What the task requires. Gather the lines that hold the string "Array".

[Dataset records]

☆ ☆ ☆ ☆ ☆ ☆ ☆

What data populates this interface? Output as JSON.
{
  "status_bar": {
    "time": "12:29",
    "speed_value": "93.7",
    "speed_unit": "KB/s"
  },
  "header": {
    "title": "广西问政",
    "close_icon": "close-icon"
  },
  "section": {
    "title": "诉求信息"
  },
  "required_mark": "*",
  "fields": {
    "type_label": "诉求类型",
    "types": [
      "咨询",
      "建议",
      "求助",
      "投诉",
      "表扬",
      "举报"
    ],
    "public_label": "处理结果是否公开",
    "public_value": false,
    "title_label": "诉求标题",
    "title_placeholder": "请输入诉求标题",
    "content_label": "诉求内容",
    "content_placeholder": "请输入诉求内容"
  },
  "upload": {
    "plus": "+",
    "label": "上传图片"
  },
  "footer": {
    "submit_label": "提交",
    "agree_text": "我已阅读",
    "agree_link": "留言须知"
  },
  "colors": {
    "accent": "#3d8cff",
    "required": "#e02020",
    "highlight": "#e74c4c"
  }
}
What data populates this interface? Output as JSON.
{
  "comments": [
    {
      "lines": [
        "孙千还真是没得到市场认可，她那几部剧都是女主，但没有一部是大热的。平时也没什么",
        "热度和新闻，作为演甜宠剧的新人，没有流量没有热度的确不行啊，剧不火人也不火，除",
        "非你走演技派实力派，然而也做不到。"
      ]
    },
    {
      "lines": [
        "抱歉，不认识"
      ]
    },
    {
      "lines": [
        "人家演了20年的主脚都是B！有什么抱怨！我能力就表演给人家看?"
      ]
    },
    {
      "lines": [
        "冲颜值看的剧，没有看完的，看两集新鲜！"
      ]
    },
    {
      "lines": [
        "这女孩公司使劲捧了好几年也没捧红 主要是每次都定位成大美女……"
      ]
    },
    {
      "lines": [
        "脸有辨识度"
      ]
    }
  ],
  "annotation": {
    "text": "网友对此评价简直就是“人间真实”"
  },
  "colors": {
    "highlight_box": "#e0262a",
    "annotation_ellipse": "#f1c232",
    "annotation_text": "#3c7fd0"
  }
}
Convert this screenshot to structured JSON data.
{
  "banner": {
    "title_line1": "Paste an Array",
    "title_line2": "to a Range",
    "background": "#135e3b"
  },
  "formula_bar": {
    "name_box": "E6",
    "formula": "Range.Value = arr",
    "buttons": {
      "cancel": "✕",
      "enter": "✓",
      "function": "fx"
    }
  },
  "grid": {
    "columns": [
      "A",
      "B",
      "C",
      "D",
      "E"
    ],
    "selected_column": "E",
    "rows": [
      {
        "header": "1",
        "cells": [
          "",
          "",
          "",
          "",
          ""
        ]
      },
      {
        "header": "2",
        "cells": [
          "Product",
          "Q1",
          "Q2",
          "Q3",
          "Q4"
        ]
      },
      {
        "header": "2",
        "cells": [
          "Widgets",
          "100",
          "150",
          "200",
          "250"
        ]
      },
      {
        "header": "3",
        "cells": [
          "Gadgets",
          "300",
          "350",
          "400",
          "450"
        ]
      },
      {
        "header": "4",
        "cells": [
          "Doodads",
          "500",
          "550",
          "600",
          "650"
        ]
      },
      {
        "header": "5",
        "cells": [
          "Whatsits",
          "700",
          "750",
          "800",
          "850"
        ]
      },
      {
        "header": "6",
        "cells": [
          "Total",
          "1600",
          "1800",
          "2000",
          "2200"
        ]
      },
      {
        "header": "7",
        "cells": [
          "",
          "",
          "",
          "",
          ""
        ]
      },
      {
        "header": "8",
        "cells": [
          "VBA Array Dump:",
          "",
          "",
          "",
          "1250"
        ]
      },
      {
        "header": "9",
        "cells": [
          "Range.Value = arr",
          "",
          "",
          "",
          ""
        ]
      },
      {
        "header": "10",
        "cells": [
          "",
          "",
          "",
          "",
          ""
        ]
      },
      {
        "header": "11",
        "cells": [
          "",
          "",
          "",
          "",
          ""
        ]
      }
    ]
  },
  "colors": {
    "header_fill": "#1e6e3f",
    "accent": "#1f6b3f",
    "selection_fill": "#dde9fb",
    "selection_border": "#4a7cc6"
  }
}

☆ ☆ ☆ ☆ ☆ ☆ ☆

Result of the task.
    "title_line1": "Paste an Array",
          "VBA Array Dump:",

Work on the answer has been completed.